====== Stored data ======

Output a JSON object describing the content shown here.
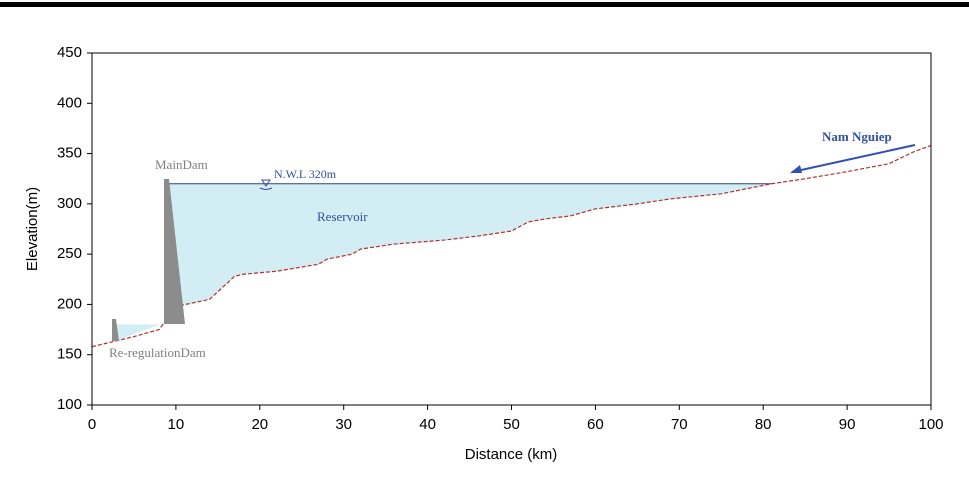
{
  "chart_data": {
    "type": "line",
    "x_label": "Distance (km)",
    "y_label": "Elevation(m)",
    "x": [
      0,
      2,
      5,
      8,
      10,
      14,
      17,
      18,
      22,
      27,
      28,
      31,
      32,
      36,
      42,
      46,
      50,
      52,
      54,
      57,
      60,
      65,
      69,
      75,
      81,
      85,
      90,
      95,
      98,
      100
    ],
    "values": [
      158,
      162,
      168,
      175,
      198,
      205,
      228,
      230,
      233,
      240,
      245,
      250,
      255,
      260,
      264,
      268,
      273,
      282,
      285,
      288,
      295,
      300,
      305,
      310,
      320,
      325,
      332,
      340,
      352,
      358
    ],
    "color": "#b03030",
    "reservoir_level": 320,
    "reregulation_level": 180,
    "annotations": {
      "main_dam": "MainDam",
      "nwl": "N.W.L 320m",
      "reservoir": "Reservoir",
      "river": "Nam Nguiep",
      "reregulation_dam": "Re-regulationDam"
    },
    "xlim": [
      0,
      100
    ],
    "xticks": [
      0,
      10,
      20,
      30,
      40,
      50,
      60,
      70,
      80,
      90,
      100
    ],
    "ylim": [
      100,
      450
    ],
    "yticks": [
      100,
      150,
      200,
      250,
      300,
      350,
      400,
      450
    ],
    "grid": false
  }
}
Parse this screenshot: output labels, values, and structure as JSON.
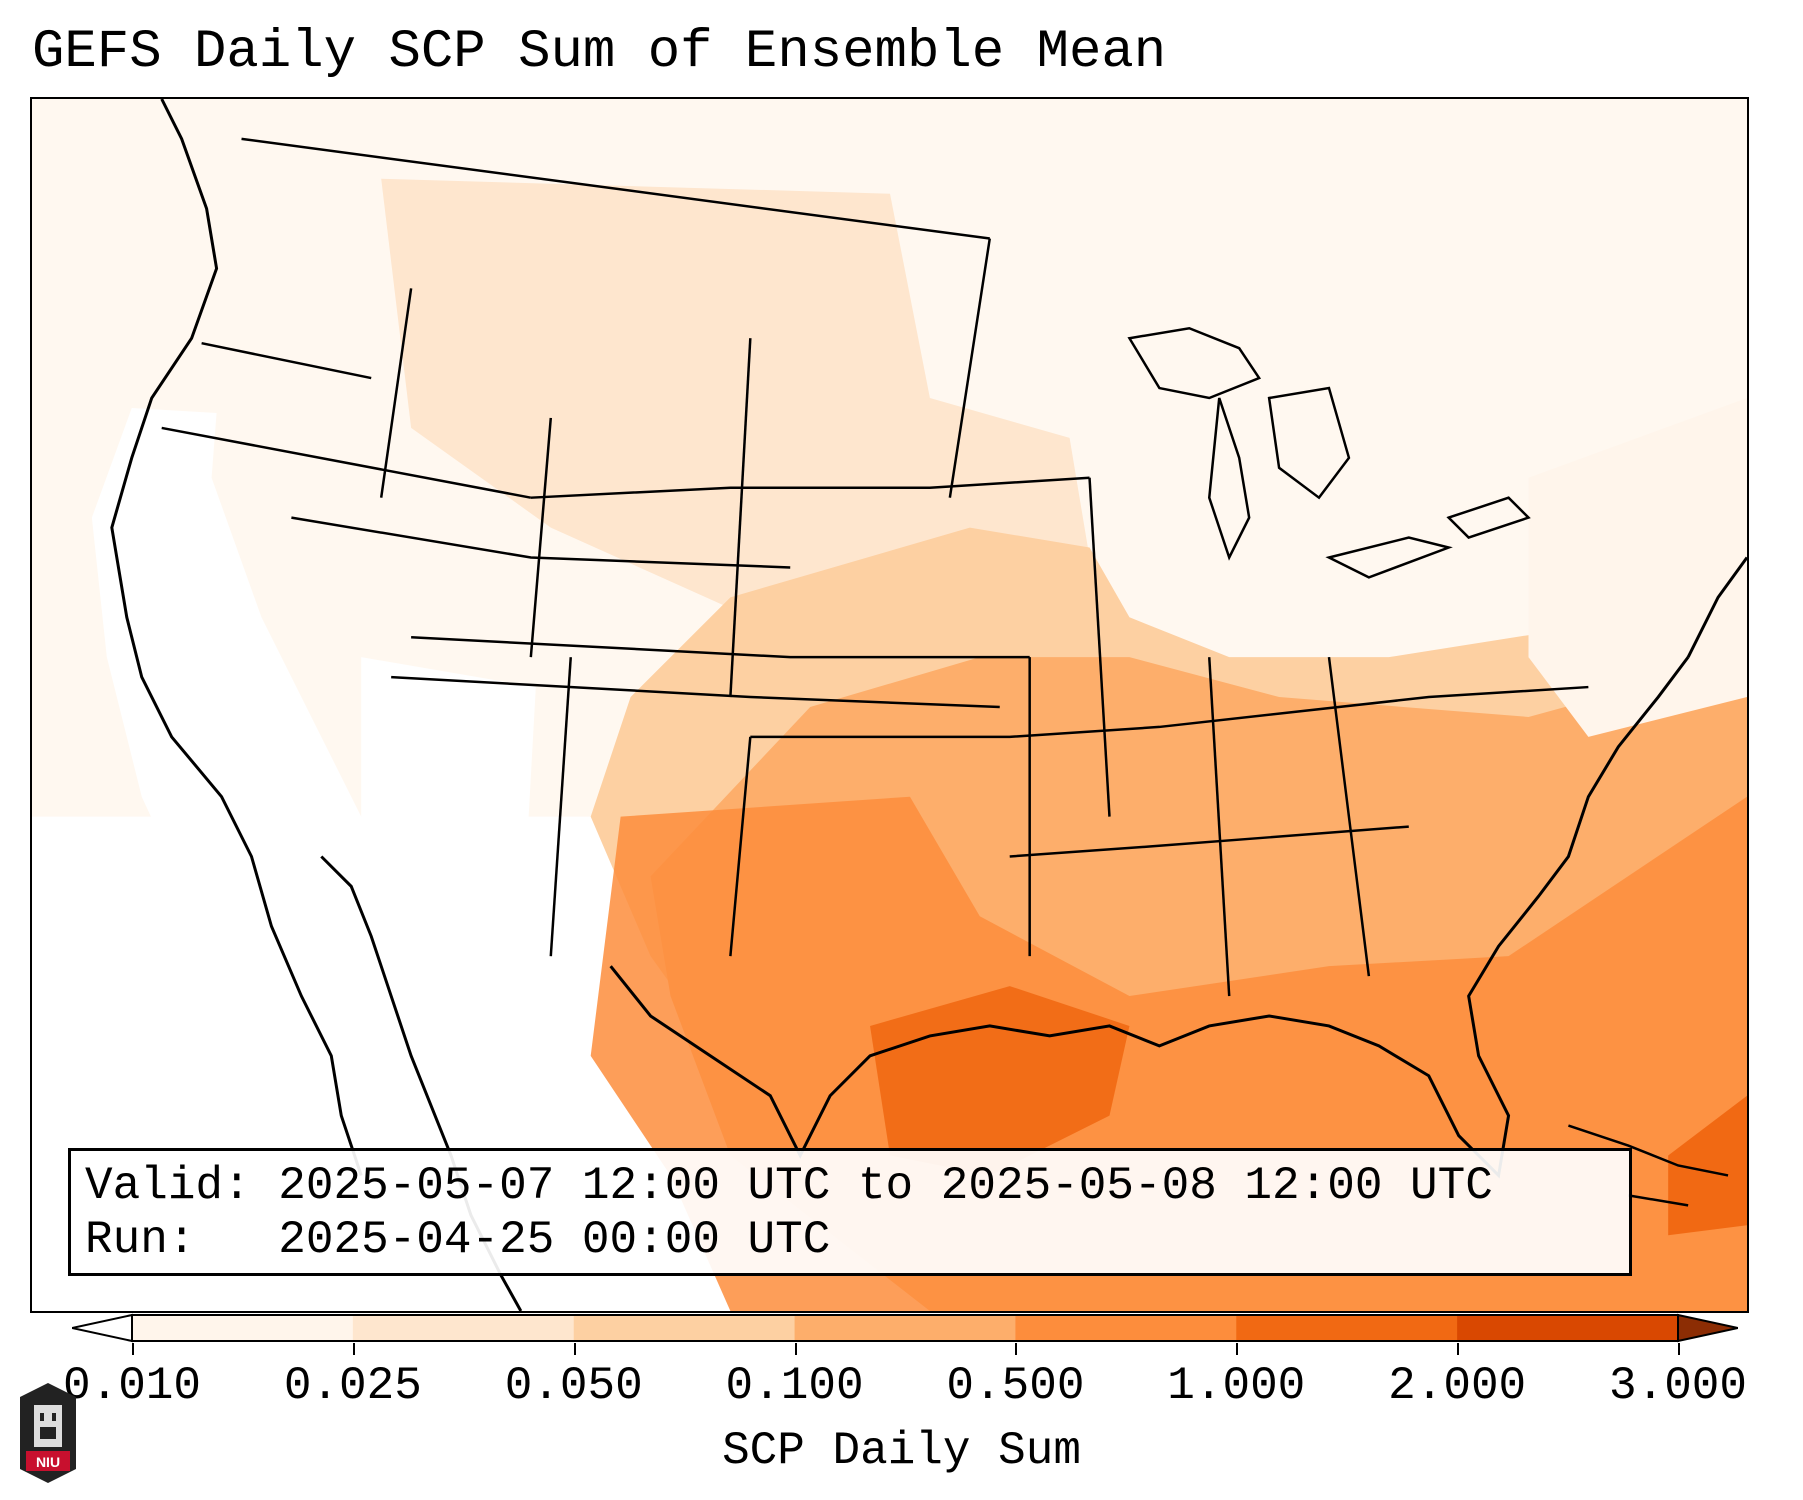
{
  "title": "GEFS Daily SCP Sum of Ensemble Mean",
  "info": {
    "valid_label": "Valid:",
    "valid_value": "2025-05-07 12:00 UTC to 2025-05-08 12:00 UTC",
    "run_label": "Run:",
    "run_value": "2025-04-25 00:00 UTC"
  },
  "colorbar": {
    "label": "SCP Daily Sum",
    "ticks": [
      "0.010",
      "0.025",
      "0.050",
      "0.100",
      "0.500",
      "1.000",
      "2.000",
      "3.000"
    ],
    "colors": [
      "#fff5eb",
      "#fee6ce",
      "#fdd0a2",
      "#fdae6b",
      "#fd8d3c",
      "#f16913",
      "#d94801",
      "#8c2d04"
    ]
  },
  "logo": {
    "text": "NIU",
    "icon": "university-tower-icon"
  }
}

======

- _Task description_
Reproduce verbatim every line starting at the line that holds "Parse this screenshot: output" and ending with the final line of the data; omit the pictures.

- _Written response_
Parse this screenshot: output labels, values, and structure as JSON.
{
  "title": "GEFS Daily SCP Sum of Ensemble Mean",
  "info": {
    "valid_label": "Valid:",
    "valid_value": "2025-05-07 12:00 UTC to 2025-05-08 12:00 UTC",
    "run_label": "Run:",
    "run_value": "2025-04-25 00:00 UTC"
  },
  "colorbar": {
    "label": "SCP Daily Sum",
    "ticks": [
      "0.010",
      "0.025",
      "0.050",
      "0.100",
      "0.500",
      "1.000",
      "2.000",
      "3.000"
    ],
    "colors": [
      "#fff5eb",
      "#fee6ce",
      "#fdd0a2",
      "#fdae6b",
      "#fd8d3c",
      "#f16913",
      "#d94801",
      "#8c2d04"
    ]
  },
  "logo": {
    "text": "NIU",
    "icon": "university-tower-icon"
  }
}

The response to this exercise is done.